* **DIRECTIONS**:
• a. According to the article on immigrants' rights, how long would undocumented immigrants need to have lived in the United States to qualify for Gingrich's proposed "red card" visa?
• b. Carry on the article about immigrants' rights, picking up after its last sentence.

The Fight for Immigrants' Rights is a Fight for Democracy

immigration16

The surprise generated by the statement by G.O.P. presidential candidate Newt Gingrich to the effect that he favors a mechanism whereby some undocumented immigrants might gain legal status, and the ongoing uproar caused by harsh anti-immigrant laws in Alabama, South Carolina and Arizona, have brought the issue of immigrants and immigration back into the political debate. The question of immigration is usually discussed in terms of economics, but needs to be seen in terms of democracy also. 

Briefly: To have 10.2 million working class people functioning as an especially exploited part of our economy and working class, but deprived of basic rights in the workplace and in the community, is antidemocratic and undermines the rights of the whole working class. And immigration policy is most definitely a matter of class struggle.

Gingrich proposed that a special “red card” visa for undocumented immigrants who have been in the United States for 25 years or more, who have not acquired criminal records and who have established ties to their communities. They could live and work in the United States, but would be barred from acquiring U.S. citizenship, and could not vote in federal and most other elections.

Meanwhile in Alabama, Latino families are either keeping a low profile or making plans to leave the state, since a recent state law criminalizes not only undocumented immigrants but just about anybody who deals with them. Protests and demonstrations against this and similar laws have been going on around the country.

The authorization to immigrate legally to the United States is doled out on the basis of class, wealth and politics. Rich “entrepreneurs” get a welcome mat; poor workers and farmers, desperate to come here because our own foreign trade policies have destroyed their livelihoods in poor countries get arrested, jailed and deported.

Wealthy foreign businessmen get a special access to permanent resident visas if they promise that within two years of coming to the United States, they will have set up businesses which “create jobs”.  This program, called the “Immigrant Investor” or EB 5 visa program, has not been proved to have a significant impact on the job market or the economy.

* **GIVEN INFORMATION**:
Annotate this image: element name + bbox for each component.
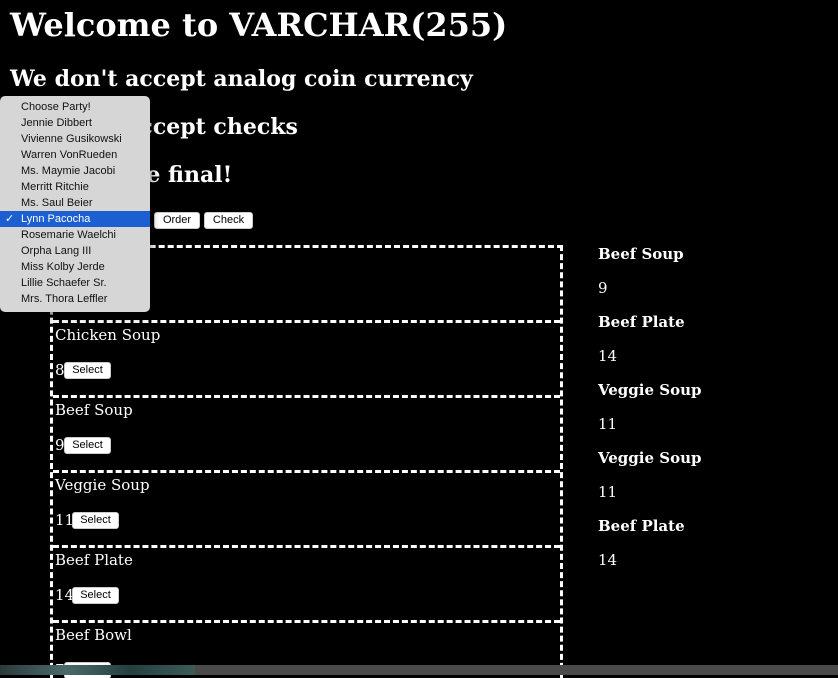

* **RESPONSES**:
• a. 25 years or more.

• b.
Also, people from certain countries are given privileged access to legal residence and citizenship because they are seen as probably conservative and pro-capitalist. The most obvious example is the treatment of Cuban exiles. The notorious “Wet Foot, Dry Foot” policy allows any Cuban rafter who actually reaches U.S. shores to stay here and be treated as a privileged political exile, with access to government aid and eventual citizenship. People perceived to be communists or other radical leftists are still often prohibited from even visiting the United States, let alone settling here.

However, poor farmers and workers who wish to come here legally from countries like Mexico, El Salvador and Haiti, where their livelihoods have been severely undermined by neo-liberal “free trade” policies promoted by the United States have a Hell of a time getting permanent resident visas. 

Depending on their country of origin, they may have to wait decades. U.S. visa policy favors people in certain economic categories, as well as people with close relatives already in the United States, but also favors nations who have relatively few natives already living here. So there is a huge backlog for legal immigration from Mexico. This year, the government is just getting to the backlog of adult sons and daughters in Mexico of U.S. citizens, who filed their applications in 1993, 18 years ago. There is also an annual lottery of visas, but very few of the people who enter it actually qualify. And even if your number comes up, people who are without economic resources, such as secure job offers in the United States or relatives here well enough off to support them, do not get permanent resident visas. If people are desperate enough, they come as part of the undocumented stream.

Opponents of legalization of the undocumented often seem to think that people come here without papers because they are too lazy to fill out the paperwork to come legally. In fact, for a great many people who have a desperate economic need to come, the obstacles to legal immigration are such that the only way they can really do it is undocumented.

Other obstacles face those who manage to get permanent resident status, and want to become citizens and voters. Although most applicants don't consider the usual 5 year wait to be very onerous, the fees for citizenship application processing keep going up. And a couple of years ago, the naturalization test which prospective citizens have to take to prove they know English and understand the history and form of government was “revised” to make it more difficult. Most U.S. born people would have trouble answering many of the questions on this test. For immigrants with only a few years of formal education, it is a high hurdle indeed.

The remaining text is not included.